Haplotagging "works beautifully for small genomes," said Mark Blaxter, program lead at Darwin Tree of Life. "We're now looking at creating libraries for larger genomes. It's all looking positive, but we haven't adopted it as part of our core production line. As our 10x reagents run out imminently, we're hoping to start using it."
The method "will allow for more precise selection and ensure the maximization of genetic gains within breeding programs," Andre Eggen, senior market development manager for agrigenomics at Illumina, said in an email. "For organisms for which no reference genomes exists, this new cost-effective methodology allows for population-based haplotype reconstruction, even at lower sequencing depths, which compare to classical approaches."
Haplotagging could even help phase challenging regions in the human genome, such as HLA regions and structural rearrangements, Chan said.
Haplotagging is inspired by contiguity preserving transposition, published in 2014 by researchers led by Frank Steemers, formerly of Illumina's advanced research group, and Jay Shendure of the University of Washington. Those researchers published an updated version of the technology in 2017.
This concept takes advantage of the propensity for DNA to wrap around oligo-barcoded microbeads, which when subjected to transposase, can insert those barcodes in the DNA, marking them in multiple places prior to breaking them up for short-read sequencing. The original protocols, however, offered low barcode diversity and required custom primers, Chan said, making them difficult to scale. In 2017, Marek Kucka, a research specialist in Chan's lab, set about improving the method to increase barcode diversity and to make it work with any Illumina sequencing instrument. By 2018, they had performed successful pilot studies.
Haplotagging employs 85 million barcodes with a segmental barcode design. Once tagged, it requires only PCR amplification, cleanup, and standard Illumina library prep. It requires only 1 ng of DNA input, a magnet, 96-well plates, and set of pipettes, Chan said.

(Document layout detection data)
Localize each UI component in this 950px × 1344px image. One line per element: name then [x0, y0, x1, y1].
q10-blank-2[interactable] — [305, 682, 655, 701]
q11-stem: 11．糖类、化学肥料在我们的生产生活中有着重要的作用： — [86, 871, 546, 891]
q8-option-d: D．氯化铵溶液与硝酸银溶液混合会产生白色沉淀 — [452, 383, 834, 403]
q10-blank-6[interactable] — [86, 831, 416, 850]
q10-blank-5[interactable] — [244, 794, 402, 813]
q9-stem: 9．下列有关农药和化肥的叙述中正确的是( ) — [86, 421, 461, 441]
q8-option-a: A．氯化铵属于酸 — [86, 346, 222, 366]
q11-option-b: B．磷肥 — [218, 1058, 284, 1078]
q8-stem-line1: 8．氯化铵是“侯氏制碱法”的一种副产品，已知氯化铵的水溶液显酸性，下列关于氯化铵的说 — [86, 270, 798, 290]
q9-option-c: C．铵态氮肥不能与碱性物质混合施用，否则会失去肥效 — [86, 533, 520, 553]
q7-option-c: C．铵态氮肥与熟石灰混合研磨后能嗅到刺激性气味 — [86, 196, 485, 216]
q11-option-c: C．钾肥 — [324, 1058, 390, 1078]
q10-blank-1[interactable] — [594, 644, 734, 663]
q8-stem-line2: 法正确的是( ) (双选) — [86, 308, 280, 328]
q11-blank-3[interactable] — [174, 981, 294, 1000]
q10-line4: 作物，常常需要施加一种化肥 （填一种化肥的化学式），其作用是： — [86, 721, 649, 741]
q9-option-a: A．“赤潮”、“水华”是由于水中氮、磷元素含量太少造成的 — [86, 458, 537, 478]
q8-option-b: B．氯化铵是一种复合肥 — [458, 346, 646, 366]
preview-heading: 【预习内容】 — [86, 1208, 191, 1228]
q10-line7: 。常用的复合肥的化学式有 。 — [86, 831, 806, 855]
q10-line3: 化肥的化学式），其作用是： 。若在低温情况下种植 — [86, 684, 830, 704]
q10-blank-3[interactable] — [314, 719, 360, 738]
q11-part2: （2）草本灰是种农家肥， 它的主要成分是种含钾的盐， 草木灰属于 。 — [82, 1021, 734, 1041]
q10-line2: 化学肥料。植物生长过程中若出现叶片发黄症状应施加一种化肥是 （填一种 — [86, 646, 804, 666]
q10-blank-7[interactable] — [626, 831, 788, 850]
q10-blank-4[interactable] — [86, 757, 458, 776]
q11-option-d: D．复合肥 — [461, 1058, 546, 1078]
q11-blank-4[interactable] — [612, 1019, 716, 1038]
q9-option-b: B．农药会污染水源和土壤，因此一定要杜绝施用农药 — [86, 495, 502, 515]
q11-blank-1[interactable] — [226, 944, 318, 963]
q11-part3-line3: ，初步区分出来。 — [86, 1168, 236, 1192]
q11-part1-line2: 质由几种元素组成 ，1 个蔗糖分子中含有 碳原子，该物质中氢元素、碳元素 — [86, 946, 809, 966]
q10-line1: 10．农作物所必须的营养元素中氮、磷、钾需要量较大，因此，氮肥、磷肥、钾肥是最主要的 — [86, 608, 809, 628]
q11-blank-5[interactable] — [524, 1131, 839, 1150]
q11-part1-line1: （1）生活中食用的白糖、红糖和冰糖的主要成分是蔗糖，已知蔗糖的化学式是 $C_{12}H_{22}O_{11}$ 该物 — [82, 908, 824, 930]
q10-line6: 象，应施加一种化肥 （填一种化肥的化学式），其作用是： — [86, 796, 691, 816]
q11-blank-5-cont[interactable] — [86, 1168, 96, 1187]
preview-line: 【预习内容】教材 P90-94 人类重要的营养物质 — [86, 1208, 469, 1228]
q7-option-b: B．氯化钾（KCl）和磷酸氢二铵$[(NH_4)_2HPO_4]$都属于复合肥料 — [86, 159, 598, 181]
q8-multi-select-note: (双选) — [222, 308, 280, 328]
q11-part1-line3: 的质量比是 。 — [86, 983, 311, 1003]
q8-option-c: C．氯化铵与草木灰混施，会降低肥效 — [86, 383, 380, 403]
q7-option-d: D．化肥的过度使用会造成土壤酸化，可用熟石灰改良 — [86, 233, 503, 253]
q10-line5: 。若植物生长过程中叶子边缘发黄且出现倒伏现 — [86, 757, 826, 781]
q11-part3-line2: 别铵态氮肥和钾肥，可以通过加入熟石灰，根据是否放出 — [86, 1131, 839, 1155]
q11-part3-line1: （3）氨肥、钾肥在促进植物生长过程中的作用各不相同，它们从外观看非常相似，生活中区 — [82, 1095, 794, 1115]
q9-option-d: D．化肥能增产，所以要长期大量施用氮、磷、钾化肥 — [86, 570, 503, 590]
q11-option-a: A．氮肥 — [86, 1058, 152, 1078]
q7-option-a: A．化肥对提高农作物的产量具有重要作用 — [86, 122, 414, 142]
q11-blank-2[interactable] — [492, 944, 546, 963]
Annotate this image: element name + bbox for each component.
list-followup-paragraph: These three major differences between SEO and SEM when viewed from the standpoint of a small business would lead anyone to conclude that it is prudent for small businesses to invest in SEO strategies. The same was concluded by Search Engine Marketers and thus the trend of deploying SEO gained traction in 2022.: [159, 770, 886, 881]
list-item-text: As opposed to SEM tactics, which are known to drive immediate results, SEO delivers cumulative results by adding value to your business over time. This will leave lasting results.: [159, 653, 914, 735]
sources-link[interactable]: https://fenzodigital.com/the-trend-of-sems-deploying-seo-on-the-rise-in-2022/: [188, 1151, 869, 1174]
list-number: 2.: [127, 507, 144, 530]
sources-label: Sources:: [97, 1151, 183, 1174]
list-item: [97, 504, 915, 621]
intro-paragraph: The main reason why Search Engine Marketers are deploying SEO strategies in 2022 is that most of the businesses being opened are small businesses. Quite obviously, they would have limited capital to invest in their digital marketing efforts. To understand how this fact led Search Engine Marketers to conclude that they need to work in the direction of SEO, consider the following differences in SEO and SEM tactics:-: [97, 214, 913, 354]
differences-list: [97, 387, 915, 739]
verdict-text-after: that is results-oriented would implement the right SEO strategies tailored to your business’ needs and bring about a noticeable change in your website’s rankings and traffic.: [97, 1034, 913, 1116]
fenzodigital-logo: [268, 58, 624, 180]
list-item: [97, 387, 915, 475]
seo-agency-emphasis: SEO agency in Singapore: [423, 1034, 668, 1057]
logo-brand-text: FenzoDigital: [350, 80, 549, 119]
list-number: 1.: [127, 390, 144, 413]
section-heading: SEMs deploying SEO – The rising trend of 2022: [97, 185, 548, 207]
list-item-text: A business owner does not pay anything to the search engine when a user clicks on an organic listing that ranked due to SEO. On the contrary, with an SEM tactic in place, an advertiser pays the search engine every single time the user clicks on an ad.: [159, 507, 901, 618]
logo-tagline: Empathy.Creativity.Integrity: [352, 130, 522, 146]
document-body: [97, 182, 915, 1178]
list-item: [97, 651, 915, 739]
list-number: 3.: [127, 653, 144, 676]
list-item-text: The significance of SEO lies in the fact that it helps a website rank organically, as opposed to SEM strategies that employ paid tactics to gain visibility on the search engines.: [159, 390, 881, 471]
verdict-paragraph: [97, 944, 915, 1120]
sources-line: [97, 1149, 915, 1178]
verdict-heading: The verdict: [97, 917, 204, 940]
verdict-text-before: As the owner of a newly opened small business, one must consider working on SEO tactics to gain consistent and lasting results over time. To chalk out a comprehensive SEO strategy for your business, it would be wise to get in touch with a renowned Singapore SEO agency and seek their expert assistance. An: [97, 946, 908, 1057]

= Required action 1 =
According to the haplotagging text, how much DNA input does the method require?
= Required action 2 =
Resume the haplotagging text from where it stops.

= Answer 1 =
1 ng

= Answer 2 =
"Since it's all about retaining original haplotype information, in fact the trickiest part is to get long input DNA," Chan said. "The quality of the DNA is crucial in getting high molecule size, and by extension, ensuring phasing success. From our own perspective in assembling the beads, getting the Tn5 transposase and oligo concentrations just right is key. Most users likely won't be making their own beads, so they probably won't have to worry about that, though."
In a pilot study using a protocol that has since been improved upon, Chan's team compared haplotagging with 10x's Linked-Reads product by analyzing mouse chromosome 19. Haplotagging produced more than 20,000 barcoded molecules across the chromosome, with only 25 mixed molecules, compared to nearly 18,000 molecules with 765 mixed molecules for Linked-Reads.
Haplotagging phased 99.74 percent of heterozygous SNPs, Chan said, compared to 99.8 percent for Linked-Reads. "New data will be better," he said.
One caveat is library diversity, Blaxter said. "Because read depths are lower [than with linked reads], sequence diversity wasn't as high," he said. "But for some approaches, that doesn't matter so much."
So far, Chan's group has mostly collaborated with core facilities, but it is looking to make it more widely available. He doesn't plan to spin out a company himself, but said, "We're actively looking for commercial partners and to work with them to bring this to market." He declined to say who those companies are but noted that that he is filing a patent.
Another limit to the technology is that it doesn't come with mature data analysis pipelines, as 10x's product did, Blaxter said. But Chan said his team is already developing algorithms to work with the data generated by the method.